===== Material for this task
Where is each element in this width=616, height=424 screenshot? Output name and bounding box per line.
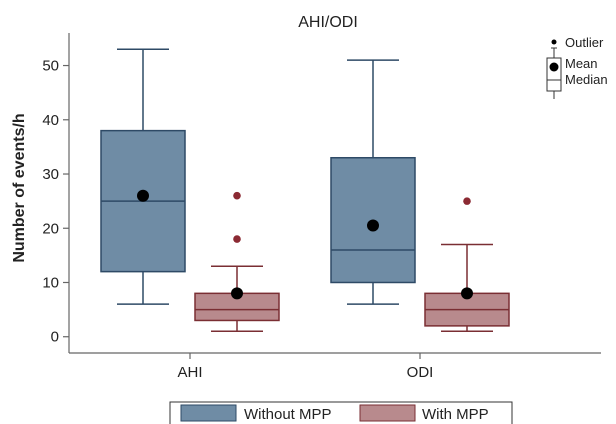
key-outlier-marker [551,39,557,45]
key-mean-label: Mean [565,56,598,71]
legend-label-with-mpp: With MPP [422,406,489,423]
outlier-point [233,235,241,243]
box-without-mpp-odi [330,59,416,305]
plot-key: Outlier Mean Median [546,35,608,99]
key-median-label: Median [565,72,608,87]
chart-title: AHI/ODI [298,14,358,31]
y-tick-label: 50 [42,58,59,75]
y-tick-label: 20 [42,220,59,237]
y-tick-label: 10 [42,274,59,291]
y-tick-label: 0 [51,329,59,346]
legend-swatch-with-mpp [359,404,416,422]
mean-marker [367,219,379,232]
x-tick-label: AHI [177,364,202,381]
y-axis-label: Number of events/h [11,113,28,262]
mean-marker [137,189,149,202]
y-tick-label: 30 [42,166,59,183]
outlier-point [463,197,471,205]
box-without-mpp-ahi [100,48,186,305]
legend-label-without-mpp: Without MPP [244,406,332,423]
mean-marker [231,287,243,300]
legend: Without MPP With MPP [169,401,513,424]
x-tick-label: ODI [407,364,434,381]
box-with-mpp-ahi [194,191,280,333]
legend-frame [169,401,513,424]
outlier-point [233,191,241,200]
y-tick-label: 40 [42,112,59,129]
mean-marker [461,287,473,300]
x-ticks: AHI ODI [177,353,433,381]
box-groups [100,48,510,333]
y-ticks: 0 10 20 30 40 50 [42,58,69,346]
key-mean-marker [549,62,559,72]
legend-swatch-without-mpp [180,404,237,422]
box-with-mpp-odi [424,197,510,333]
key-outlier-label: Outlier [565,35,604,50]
==========
===== Material for this task
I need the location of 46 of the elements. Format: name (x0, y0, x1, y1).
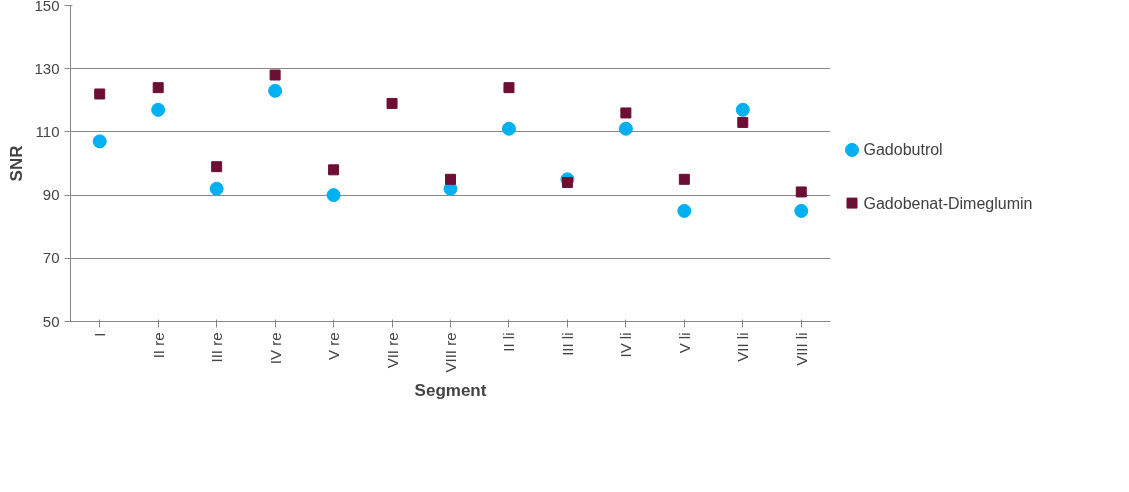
==========
Directions: Print the data word for word, beginning at the line that has "Where is each" and stopping after the line that has "key-outlier-label: Outlier [565,35,604,50]". Leave the pictures out.

Response below:
Where is each element in this width=616, height=424 screenshot? Output name and bounding box per line.
key-outlier-marker [551,39,557,45]
key-mean-label: Mean [565,56,598,71]
legend-label-with-mpp: With MPP [422,406,489,423]
outlier-point [233,235,241,243]
box-without-mpp-odi [330,59,416,305]
plot-key: Outlier Mean Median [546,35,608,99]
key-median-label: Median [565,72,608,87]
chart-title: AHI/ODI [298,14,358,31]
y-tick-label: 50 [42,58,59,75]
y-tick-label: 20 [42,220,59,237]
y-tick-label: 10 [42,274,59,291]
y-tick-label: 0 [51,329,59,346]
legend-swatch-with-mpp [359,404,416,422]
mean-marker [367,219,379,232]
x-tick-label: AHI [177,364,202,381]
y-axis-label: Number of events/h [11,113,28,262]
mean-marker [137,189,149,202]
y-tick-label: 30 [42,166,59,183]
outlier-point [463,197,471,205]
box-without-mpp-ahi [100,48,186,305]
legend-label-without-mpp: Without MPP [244,406,332,423]
mean-marker [231,287,243,300]
legend: Without MPP With MPP [169,401,513,424]
x-tick-label: ODI [407,364,434,381]
box-with-mpp-ahi [194,191,280,333]
legend-frame [169,401,513,424]
outlier-point [233,191,241,200]
y-tick-label: 40 [42,112,59,129]
mean-marker [461,287,473,300]
x-ticks: AHI ODI [177,353,433,381]
box-groups [100,48,510,333]
y-ticks: 0 10 20 30 40 50 [42,58,69,346]
key-mean-marker [549,62,559,72]
legend-swatch-without-mpp [180,404,237,422]
box-with-mpp-odi [424,197,510,333]
key-outlier-label: Outlier [565,35,604,50]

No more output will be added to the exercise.